Exercise instructions
From the listing below, extract every line in which the word "this" appears.

Data
>> begin
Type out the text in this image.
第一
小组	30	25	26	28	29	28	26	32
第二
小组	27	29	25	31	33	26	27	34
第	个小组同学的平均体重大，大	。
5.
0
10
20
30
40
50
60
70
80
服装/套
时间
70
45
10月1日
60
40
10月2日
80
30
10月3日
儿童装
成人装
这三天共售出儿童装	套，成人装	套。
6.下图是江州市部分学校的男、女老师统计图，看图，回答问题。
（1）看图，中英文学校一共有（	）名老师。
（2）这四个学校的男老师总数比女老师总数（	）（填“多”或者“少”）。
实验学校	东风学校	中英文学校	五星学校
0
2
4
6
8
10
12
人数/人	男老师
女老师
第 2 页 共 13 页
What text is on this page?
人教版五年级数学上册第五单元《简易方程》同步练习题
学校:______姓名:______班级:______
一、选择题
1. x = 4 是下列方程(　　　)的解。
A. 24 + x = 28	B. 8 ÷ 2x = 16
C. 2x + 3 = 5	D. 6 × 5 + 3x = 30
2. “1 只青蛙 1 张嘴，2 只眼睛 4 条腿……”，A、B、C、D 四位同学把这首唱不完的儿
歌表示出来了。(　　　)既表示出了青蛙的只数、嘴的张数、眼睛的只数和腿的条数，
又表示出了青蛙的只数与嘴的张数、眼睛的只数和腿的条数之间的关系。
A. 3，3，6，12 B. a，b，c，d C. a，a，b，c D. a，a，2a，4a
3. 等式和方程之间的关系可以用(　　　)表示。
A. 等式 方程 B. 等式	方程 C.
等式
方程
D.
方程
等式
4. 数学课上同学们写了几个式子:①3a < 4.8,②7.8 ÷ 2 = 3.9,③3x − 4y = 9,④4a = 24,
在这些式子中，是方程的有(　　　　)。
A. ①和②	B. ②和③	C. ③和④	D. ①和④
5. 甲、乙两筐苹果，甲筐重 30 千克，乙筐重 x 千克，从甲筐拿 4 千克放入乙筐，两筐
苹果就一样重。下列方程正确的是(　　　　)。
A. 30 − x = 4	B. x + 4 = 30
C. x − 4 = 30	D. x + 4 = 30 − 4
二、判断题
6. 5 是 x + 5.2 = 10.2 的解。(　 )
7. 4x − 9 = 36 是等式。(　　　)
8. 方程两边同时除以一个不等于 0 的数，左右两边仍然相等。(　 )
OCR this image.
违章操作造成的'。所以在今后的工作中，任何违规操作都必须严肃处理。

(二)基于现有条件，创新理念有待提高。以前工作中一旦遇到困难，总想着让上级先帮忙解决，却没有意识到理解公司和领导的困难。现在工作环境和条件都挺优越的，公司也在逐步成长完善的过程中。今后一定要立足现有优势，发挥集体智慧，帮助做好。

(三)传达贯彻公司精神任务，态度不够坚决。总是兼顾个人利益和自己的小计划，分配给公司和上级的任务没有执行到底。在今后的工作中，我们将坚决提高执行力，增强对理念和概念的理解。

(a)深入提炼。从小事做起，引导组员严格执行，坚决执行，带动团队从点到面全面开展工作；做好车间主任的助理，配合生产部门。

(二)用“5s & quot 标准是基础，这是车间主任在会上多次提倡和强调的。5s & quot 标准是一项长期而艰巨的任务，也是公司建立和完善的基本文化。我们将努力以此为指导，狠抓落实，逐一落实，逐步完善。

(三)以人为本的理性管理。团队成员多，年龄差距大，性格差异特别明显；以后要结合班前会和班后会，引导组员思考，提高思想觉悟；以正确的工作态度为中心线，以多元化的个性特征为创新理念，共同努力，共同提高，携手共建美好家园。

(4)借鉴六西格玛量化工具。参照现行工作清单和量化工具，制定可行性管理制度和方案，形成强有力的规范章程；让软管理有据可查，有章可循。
>> end
Written solution
Type out the text in this image.
What text is on this page?
OCR this image.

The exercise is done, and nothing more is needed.